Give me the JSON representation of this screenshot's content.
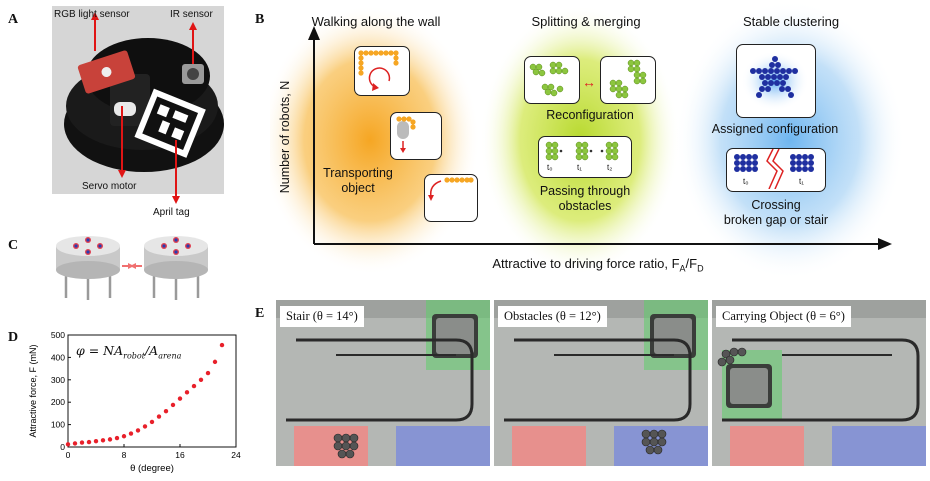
{
  "panel_letters": {
    "a": "A",
    "b": "B",
    "c": "C",
    "d": "D",
    "e": "E"
  },
  "panel_a": {
    "label_rgb": "RGB light sensor",
    "label_ir": "IR sensor",
    "label_servo": "Servo motor",
    "label_april": "April tag"
  },
  "panel_b": {
    "heading_1": "Walking along the wall",
    "heading_2": "Splitting & merging",
    "heading_3": "Stable clustering",
    "y_axis_label": "Number of robots, N",
    "x_axis_label": "Attractive to driving force ratio, F",
    "x_axis_sub_a": "A",
    "x_axis_slash": "/F",
    "x_axis_sub_d": "D",
    "transport_line1": "Transporting",
    "transport_line2": "object",
    "reconfiguration": "Reconfiguration",
    "passing_line1": "Passing through",
    "passing_line2": "obstacles",
    "assigned": "Assigned configuration",
    "crossing_line1": "Crossing",
    "crossing_line2": "broken gap or stair",
    "t0": "t₀",
    "t1": "t₁",
    "t2": "t₂",
    "colors": {
      "orange": "#f6a623",
      "green": "#9acd32",
      "blue": "#2a3cb0"
    }
  },
  "panel_d": {
    "equation": "φ = NA",
    "eq_sub1": "robot",
    "eq_mid": "/A",
    "eq_sub2": "arena"
  },
  "chart_data": {
    "type": "scatter",
    "xlabel": "θ (degree)",
    "ylabel": "Attractive force, F (mN)",
    "xlim": [
      0,
      24
    ],
    "ylim": [
      0,
      500
    ],
    "xticks": [
      0,
      8,
      16,
      24
    ],
    "yticks": [
      0,
      100,
      200,
      300,
      400,
      500
    ],
    "x": [
      0,
      1,
      2,
      3,
      4,
      5,
      6,
      7,
      8,
      9,
      10,
      11,
      12,
      13,
      14,
      15,
      16,
      17,
      18,
      19,
      20,
      21,
      22
    ],
    "y": [
      12,
      16,
      20,
      22,
      26,
      30,
      34,
      40,
      48,
      60,
      74,
      92,
      112,
      136,
      160,
      188,
      216,
      244,
      272,
      300,
      330,
      380,
      455
    ],
    "color": "#e8202a"
  },
  "panel_e": {
    "label_1": "Stair (θ = 14°)",
    "label_2": "Obstacles (θ = 12°)",
    "label_3": "Carrying Object (θ = 6°)"
  }
}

Exercise details → Where does the word "force" appear? Return each line that holds it.

Answer to the exercise →
    "x_axis_label": "Attractive to driving force ratio, F",
    "ylabel": "Attractive force, F (mN)",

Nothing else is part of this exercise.